Locate every line in the items below that contains the string "truth", and copy each such line.

Working data:
----------------------------------------
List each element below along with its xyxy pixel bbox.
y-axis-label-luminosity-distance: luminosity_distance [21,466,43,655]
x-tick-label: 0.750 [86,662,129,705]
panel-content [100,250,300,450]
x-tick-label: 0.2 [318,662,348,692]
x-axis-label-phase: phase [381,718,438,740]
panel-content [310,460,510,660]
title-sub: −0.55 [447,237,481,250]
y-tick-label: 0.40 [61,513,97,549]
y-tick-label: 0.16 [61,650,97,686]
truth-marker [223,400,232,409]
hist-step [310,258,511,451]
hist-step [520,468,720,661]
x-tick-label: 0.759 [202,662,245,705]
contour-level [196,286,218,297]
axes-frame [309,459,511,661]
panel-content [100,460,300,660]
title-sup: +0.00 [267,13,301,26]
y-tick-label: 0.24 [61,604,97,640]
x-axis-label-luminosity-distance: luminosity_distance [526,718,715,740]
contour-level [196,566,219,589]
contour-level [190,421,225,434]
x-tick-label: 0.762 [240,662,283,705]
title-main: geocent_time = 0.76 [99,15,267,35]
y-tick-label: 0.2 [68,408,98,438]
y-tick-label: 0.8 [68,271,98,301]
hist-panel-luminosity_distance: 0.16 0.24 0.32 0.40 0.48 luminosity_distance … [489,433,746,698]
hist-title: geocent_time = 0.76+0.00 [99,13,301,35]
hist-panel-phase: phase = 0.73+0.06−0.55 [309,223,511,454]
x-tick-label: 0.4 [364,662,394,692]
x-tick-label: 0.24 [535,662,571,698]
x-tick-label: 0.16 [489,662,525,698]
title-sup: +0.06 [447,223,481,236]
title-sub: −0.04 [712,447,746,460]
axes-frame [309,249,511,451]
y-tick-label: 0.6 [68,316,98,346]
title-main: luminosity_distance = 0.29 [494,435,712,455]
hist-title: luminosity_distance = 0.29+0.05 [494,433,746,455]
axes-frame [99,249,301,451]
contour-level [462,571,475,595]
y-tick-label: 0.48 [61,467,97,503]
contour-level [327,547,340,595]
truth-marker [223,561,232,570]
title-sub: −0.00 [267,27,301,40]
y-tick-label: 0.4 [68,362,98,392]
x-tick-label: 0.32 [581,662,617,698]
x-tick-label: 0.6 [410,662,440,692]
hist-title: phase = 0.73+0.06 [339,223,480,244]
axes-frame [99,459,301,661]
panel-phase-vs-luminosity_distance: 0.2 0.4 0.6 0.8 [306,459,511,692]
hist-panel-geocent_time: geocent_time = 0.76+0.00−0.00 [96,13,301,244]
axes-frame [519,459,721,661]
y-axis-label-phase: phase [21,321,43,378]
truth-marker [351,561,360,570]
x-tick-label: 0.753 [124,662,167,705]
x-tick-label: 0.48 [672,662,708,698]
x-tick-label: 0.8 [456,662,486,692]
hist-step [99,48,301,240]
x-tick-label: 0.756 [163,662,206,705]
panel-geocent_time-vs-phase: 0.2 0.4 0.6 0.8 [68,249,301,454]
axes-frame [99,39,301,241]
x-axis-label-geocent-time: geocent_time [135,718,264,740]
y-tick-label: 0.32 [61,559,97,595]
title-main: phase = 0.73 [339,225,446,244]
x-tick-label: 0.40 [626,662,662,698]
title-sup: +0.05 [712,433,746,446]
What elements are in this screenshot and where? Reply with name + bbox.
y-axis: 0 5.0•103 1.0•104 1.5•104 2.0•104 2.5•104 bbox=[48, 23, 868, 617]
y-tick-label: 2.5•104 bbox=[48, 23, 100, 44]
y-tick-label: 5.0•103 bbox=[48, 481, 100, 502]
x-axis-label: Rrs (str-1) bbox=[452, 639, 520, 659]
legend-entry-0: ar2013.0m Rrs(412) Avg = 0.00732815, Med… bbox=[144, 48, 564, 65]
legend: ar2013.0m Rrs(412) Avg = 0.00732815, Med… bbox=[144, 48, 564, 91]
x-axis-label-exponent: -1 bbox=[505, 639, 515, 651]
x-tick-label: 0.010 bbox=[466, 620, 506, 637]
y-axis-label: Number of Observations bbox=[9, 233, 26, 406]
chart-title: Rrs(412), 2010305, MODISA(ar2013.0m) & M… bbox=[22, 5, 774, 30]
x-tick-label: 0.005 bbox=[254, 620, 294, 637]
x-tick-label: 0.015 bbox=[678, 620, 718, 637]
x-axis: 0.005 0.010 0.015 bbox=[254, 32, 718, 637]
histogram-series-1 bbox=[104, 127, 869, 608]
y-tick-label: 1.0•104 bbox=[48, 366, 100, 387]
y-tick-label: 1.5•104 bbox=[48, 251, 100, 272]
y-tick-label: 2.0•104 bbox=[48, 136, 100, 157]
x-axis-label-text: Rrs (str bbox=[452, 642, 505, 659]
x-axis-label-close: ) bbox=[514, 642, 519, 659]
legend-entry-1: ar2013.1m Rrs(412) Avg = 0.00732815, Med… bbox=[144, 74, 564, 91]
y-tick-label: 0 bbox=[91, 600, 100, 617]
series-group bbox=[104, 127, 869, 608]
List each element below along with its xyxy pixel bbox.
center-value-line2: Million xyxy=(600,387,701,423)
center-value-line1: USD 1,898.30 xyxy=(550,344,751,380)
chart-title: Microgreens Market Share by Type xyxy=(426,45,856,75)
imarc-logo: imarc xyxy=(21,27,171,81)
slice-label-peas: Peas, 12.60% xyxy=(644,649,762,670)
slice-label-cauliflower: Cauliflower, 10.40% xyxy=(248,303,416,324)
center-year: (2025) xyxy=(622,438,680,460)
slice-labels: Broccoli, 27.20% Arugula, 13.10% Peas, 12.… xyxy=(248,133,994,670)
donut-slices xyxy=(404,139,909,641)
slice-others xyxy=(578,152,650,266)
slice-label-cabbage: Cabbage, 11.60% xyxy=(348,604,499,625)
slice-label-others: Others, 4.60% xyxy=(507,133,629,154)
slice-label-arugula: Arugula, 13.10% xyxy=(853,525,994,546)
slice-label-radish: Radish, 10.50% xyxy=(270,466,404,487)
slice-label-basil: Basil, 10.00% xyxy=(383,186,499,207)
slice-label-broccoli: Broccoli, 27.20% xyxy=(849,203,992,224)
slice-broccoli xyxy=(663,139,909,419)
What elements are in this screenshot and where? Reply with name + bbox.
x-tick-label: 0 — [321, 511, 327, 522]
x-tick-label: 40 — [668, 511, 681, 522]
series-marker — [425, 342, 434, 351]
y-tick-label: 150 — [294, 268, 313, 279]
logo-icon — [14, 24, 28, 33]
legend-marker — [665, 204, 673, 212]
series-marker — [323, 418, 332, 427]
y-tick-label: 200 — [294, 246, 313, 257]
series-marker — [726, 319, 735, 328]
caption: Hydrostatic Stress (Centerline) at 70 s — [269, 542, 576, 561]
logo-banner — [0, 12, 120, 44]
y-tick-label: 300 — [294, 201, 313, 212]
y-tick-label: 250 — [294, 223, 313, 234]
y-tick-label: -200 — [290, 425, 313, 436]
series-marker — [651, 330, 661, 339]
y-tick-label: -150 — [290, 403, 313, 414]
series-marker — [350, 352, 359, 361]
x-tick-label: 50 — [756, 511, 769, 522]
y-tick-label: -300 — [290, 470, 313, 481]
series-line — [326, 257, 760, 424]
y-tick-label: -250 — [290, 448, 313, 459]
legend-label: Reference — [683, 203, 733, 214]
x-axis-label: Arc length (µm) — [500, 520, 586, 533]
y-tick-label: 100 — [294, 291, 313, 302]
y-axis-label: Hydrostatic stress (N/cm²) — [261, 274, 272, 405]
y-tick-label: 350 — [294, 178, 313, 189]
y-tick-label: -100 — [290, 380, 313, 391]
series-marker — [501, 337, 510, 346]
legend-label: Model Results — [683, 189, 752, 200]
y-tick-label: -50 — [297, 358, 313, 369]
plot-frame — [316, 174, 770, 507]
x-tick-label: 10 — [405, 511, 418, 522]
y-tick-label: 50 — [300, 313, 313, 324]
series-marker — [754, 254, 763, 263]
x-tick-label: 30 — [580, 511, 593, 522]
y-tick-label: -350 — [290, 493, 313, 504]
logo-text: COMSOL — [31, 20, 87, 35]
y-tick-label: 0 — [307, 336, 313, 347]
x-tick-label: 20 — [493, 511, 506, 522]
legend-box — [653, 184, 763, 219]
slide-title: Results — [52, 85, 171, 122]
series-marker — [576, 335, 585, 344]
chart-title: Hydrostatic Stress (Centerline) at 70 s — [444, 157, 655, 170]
----------------------------------------
Output of the task:
truth-marker [223,400,232,409]
truth-marker [223,561,232,570]
truth-marker [351,561,360,570]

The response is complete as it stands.